## READING PASSAGE
>> START
Having discovered Great Cow Basic only a few days ago, I duly signed-up to the User Forum and there revealed my preference to use old computers for programming micro-controllers. Some of the Forum members have machines with Dual or Quad-Core processors running at the speed of light, and with oodles of fast memory to draw upon, and since February 2017 have been using GLCD_Touch_Simple_Demonstration_ATmega2560_SSD1289.gcb as a test program to compare performances - with most having achieved compile times of around 10-25 secs - with a few even achieving sub-10seconds !
And so there was an understandable curiosity expressed as to how Great Cow Basic would run on a computer dating from the last century, or from the first few years of this one - the reduced performance of which invariably results in so many of these machines ending-up as landfill.
The first problem I encountered was fairly trivial, in that example source listings within the 8Mb help file 'gcbasic.pdf' weren't visible when using Adobe Acrobat 5 or Foxit Reader 2.3 , these being the latest versions of .PDF readers available for Win98SE, which is my preferred OS for the programming of micro-controllers.
The cure for this was to simply convert the .PDF to .PDF (no, that's not a typo) using www.online2pdf.com which returns a modified .PDF file correctly viewable within either of these Readers.
I was advised that I'd need a copy of .NET Framework 2.0 which ought to be downloadable directly from Microsoft, but I found that in practice it couldn't - but was able to downloaded .NET 2 from www.oldversion.com without any problems.
Perhaps this is an appropriate moment to point out that - as I was to shortly discover - Great Cow Basic comes in 3 separate 'flavours': firstly, there is the basic compiler itself, which will run under any version of Windows from Win98 onwards. Should anyone intend running GCB under Win98, then you'll need to write your source code using a separate text editor - my preference being Ultra-Edit 8.
>> END
## INFORMATION PROVIDED
>> START
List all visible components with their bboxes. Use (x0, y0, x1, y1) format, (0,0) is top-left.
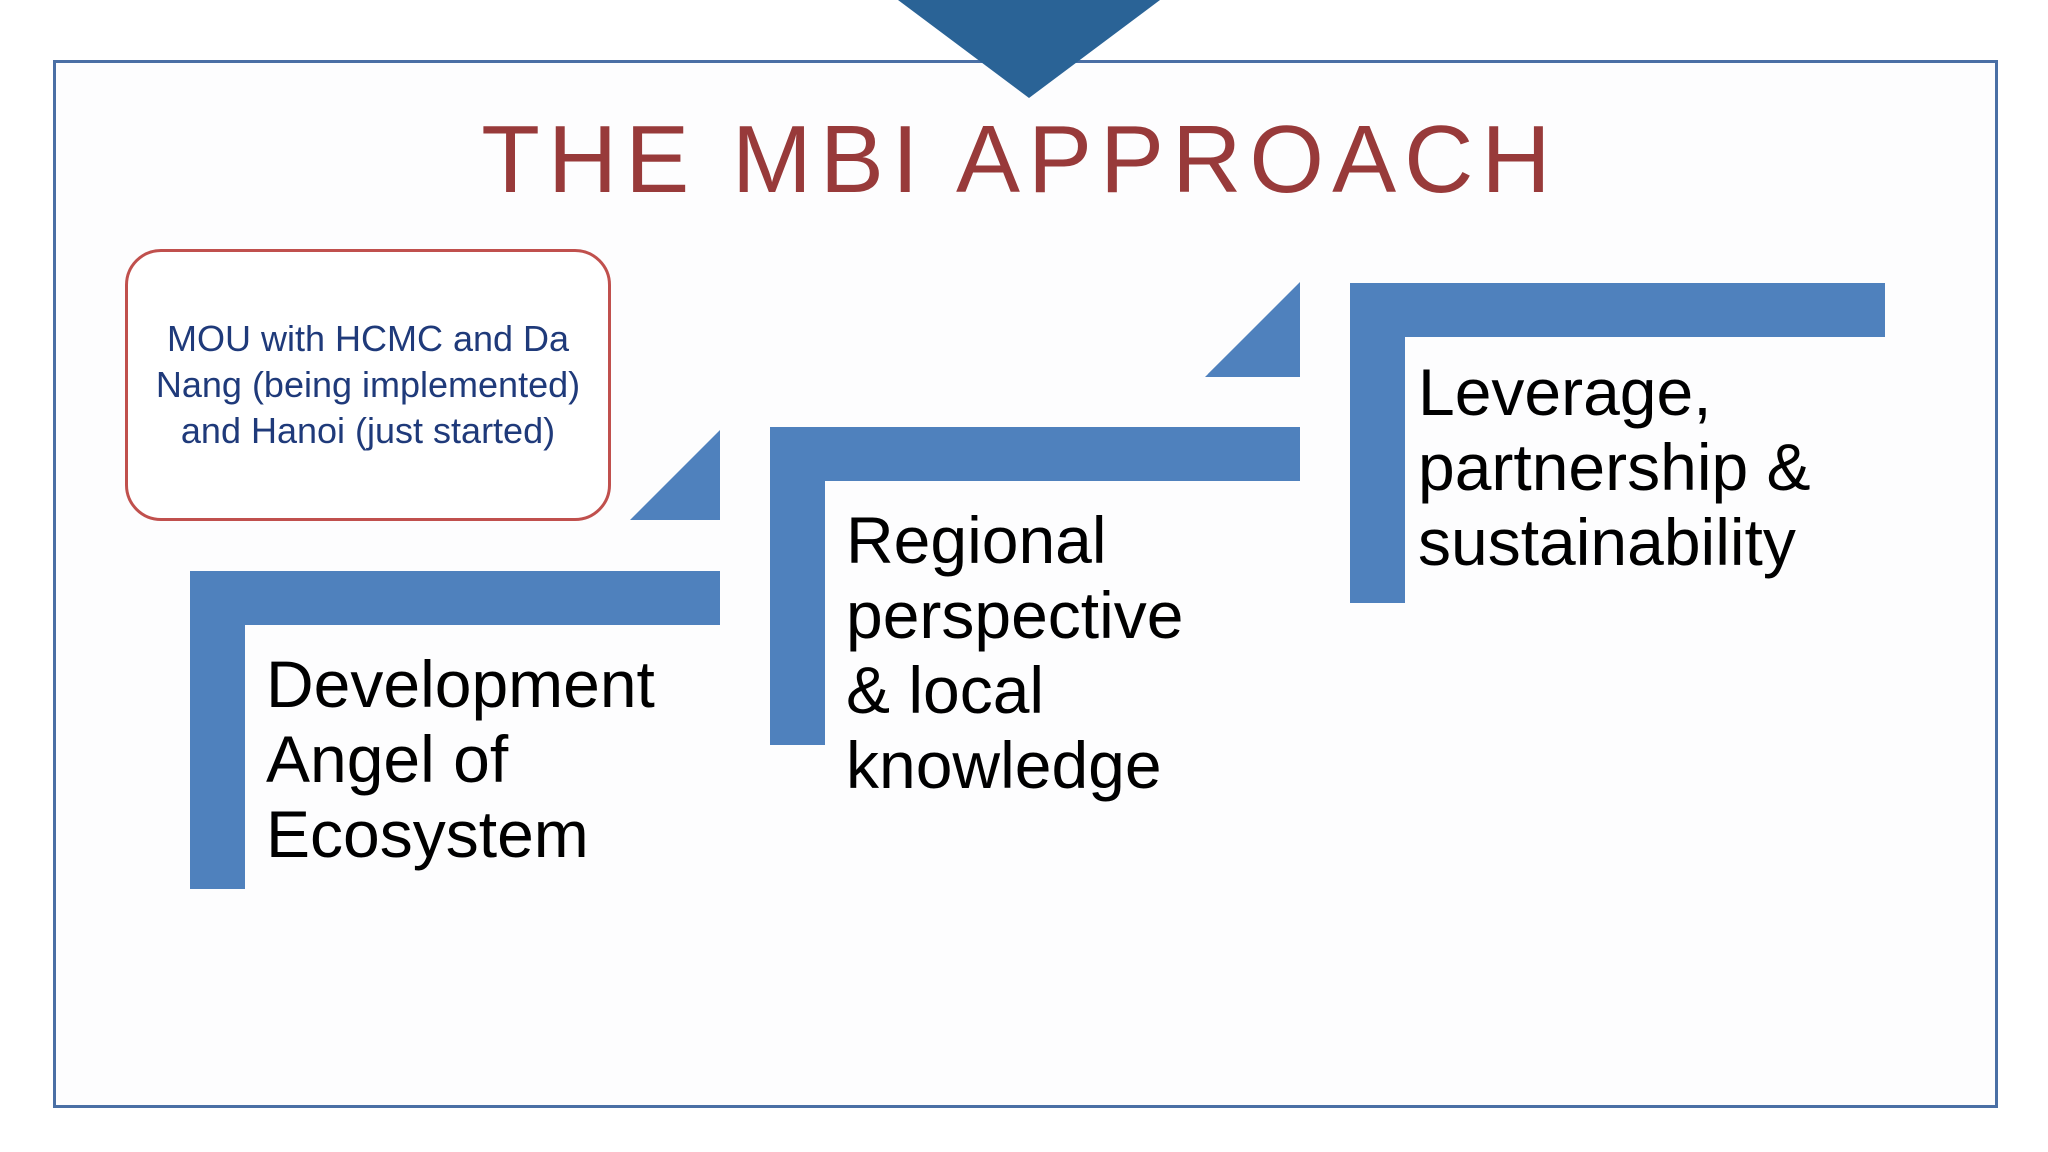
>> END
## PROBLEMS TO SOLVE
(A) In the account of running Great Cow Basic on older computers, from which website was .NET Framework 2.0 finally downloaded?
(B) Carry the account of running Great Cow Basic on older computers onward from its final sentence.

## EXPECTED ANSWERS
(A) www.oldversion.com

(B)
Secondly, there is the Great Cow Basic IDE (Integrated Development Environment) which requires a minimum of Windows XP.
Lastly, there is a Graphical version of Great Cow Basic (which uses flow chart symbols and so forth) and this will require a minimum of WinXP along with .NET Framework 2 or higher.
My plan had been to download 'the lot', install everything, and then figure out afterwards what was wanted and what was not - but it didn't quite work out like this, as the installer.exe refused to run under Windows 98. I was able to fool the installer by the use of a program called KernelEx into thinking that my OS was XP, but KernelEx cannot solve such problems as missing .dlls or incorrectly registered files - and so although I was able to install the Great Cow Basic suite into it's default GCB@Syn directory and run the compiler gcbasic.exe without any problems, I was unable to run anything at all from the IDE.
Having then learned that XP was required for a functioning IDE, I then installed Great Cow Basic on a drive containing XP-Pro SP3, following which everything ran perfectly - including the Graphical version of GCB, once .NET Framework 2 had been installed.
I had observed that the Basic Compiler gcbasic.exe runs inside a DOS box under Windows XP or '98 and so wondered whether it might then be possible to run the compiler under a stand-alone MS-DOS ? But I soon discovered that this isn't possible - it'll run within a DOS-Box under Windows - but not under DOS on it's own.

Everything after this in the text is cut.